# greenup dam 1-8



## fishercreekrick (Jan 19, 2010)

we fished ky side up by the short wall got there at 4pm fished till 6 caught 6 sauger 1 walleye 4 whitebass on chart. grubs with a slip float two guys beside us were catching fish to but the 2 guys up right again the wall was doing real good they were catching alot of sauger just dont leave your rubber boots at home cause it is muddy


----------



## Daveo76 (Apr 14, 2004)

Way to go Rick!!


----------



## jastew (Nov 18, 2011)

Nice to hear a good report, it's been a while


----------



## terryit3 (Jul 15, 2011)

When you guys fish jigs under a slip float, how deep are you fishing them? I've never tried that setup for sauger. Only for crappie off a boat.


Posted using Outdoor Hub Campfire


----------



## look111 (May 3, 2012)

Nice to hear someone is doing good. Myself and George fished the ohio side, the upper walkway by the wall and were completely skunked. Is it time to give up the wall on the upper walkway for now or do I keep trying and hope I'm there when they are? Nice catch fishercreekrick! Is anyone fishing the open end of the wall on the Ky side and if so how are they doing?


----------



## fishercreekrick (Jan 19, 2010)
+++
WORK TO DO
Please continue the Greenup Dam fishing thread from where it stops. The lines after this come from a separate source.

MATERIAL PROVIDED
+++
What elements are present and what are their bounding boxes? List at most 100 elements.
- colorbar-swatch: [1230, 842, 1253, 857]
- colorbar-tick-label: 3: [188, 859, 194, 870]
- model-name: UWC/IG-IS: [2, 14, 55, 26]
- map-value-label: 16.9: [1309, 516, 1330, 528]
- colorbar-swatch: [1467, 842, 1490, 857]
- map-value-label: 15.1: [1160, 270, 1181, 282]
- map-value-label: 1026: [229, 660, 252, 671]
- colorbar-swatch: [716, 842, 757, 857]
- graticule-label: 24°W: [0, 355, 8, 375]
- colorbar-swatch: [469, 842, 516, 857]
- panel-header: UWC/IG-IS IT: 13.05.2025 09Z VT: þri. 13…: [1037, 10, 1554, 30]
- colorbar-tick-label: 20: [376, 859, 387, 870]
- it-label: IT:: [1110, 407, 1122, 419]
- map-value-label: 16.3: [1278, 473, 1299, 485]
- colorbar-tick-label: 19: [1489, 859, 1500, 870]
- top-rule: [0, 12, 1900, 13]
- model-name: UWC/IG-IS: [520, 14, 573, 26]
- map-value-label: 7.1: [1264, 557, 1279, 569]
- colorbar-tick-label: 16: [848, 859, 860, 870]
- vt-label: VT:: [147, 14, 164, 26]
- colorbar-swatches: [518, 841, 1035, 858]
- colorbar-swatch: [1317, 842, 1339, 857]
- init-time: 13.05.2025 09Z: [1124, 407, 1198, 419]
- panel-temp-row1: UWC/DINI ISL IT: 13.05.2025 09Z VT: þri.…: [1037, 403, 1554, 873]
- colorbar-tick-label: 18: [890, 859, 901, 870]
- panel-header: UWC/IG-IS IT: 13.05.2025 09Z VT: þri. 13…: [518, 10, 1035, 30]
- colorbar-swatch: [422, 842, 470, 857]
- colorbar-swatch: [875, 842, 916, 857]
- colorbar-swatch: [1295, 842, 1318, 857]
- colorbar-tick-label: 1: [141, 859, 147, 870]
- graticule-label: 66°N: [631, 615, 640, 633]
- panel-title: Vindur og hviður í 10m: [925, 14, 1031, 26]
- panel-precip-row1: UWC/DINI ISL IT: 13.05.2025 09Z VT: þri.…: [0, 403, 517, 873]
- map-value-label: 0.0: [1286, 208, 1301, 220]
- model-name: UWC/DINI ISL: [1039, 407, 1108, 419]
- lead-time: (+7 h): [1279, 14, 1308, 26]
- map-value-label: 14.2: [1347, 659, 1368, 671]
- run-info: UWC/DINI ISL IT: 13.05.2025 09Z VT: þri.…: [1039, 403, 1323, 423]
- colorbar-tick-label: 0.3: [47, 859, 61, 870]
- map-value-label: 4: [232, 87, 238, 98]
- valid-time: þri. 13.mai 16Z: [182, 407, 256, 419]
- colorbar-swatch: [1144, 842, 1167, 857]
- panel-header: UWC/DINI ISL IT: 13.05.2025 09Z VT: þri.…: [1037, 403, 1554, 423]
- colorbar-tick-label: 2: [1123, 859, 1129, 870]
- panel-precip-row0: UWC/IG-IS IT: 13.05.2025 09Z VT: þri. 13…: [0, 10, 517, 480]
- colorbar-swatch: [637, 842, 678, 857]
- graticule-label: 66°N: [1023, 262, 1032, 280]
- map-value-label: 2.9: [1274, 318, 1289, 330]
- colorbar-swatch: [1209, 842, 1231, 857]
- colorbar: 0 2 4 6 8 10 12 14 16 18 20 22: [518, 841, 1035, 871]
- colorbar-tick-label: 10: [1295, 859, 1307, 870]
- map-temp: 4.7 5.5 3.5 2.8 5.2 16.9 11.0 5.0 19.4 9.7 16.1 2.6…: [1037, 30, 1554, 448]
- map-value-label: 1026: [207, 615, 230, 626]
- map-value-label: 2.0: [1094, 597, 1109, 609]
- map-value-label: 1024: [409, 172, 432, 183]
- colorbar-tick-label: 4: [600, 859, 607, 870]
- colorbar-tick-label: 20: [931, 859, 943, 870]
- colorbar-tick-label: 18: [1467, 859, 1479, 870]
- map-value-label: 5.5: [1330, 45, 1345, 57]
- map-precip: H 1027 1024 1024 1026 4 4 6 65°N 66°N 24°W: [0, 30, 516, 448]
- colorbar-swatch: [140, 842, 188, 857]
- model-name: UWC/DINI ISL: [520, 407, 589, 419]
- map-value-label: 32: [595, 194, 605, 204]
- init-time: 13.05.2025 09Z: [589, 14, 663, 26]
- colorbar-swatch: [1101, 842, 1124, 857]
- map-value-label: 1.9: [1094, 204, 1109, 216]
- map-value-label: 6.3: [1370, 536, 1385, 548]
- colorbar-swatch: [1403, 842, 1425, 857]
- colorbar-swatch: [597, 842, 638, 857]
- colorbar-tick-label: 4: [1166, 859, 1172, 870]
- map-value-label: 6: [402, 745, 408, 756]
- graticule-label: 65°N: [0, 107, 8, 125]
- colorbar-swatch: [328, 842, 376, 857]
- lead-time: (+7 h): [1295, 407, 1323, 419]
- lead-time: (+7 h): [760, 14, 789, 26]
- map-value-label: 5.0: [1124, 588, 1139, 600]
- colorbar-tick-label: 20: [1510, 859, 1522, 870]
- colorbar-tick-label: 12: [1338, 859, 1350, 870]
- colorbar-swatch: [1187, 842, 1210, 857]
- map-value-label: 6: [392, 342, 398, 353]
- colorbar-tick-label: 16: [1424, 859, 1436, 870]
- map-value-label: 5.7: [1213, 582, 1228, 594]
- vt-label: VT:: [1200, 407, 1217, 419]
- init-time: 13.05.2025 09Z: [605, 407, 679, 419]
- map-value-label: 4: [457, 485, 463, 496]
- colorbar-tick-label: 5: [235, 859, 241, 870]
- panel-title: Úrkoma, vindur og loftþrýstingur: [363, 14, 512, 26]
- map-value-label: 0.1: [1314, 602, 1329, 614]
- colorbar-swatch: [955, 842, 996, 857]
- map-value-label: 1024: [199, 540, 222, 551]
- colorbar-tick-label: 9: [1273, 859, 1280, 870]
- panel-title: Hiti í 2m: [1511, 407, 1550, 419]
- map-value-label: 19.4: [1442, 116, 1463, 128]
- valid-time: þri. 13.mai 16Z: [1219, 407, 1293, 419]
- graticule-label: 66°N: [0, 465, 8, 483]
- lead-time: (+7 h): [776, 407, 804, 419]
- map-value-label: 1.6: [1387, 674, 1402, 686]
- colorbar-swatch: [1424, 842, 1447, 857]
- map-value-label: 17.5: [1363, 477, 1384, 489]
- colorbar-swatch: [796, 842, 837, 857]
+++
EXPECTED ANSWER
terry i dont use any stops fish the jig on the bottom the jig will have a more vertical jiging action with the float and hang alot less


----------



## Doboy (Oct 13, 2008)

terryit3 said:


> When you guys fish jigs under a slip float, how deep are you fishing them? I've never tried that setup for sauger. Only for crappie off a boat.
> 
> 
> Ya Ditto that Terry???
> ...


----------



## terryit3 (Jul 15, 2011)

Thanks Rick, I appreciate the help.


----------



## fishercreekrick (Jan 19, 2010)

doboy we are fishing in calm water up in the lock aproach im useing yum walleye grubs and yum dingers in 4in and pinch off about 1in. off the head in water mellon chart. and carolina pump. chart. look111 sauger are being caught early morn. and late eve. on minnows down at the end of the lock aproach


----------



## Doboy (Oct 13, 2008)

fishercreekrick said:


> doboy we are fishing in calm water up in the lock aproach im useing yum walleye grubs and yum dingers in 4in and pinch off about 1in. off the head in water mellon chart. and carolina pump. chart. look111 sauger are being caught early morn. and late eve. on minnows down at the end of the lock aproach


OK Rick,,, Thanks
The reason I was asking/ prying for more info,,, I NEVER have seen anybody fishing farther up than the 600' marker? We have a sign up on the bank, around the 400', that says "Private Property". Maybe nobody wants to 'Push-it'.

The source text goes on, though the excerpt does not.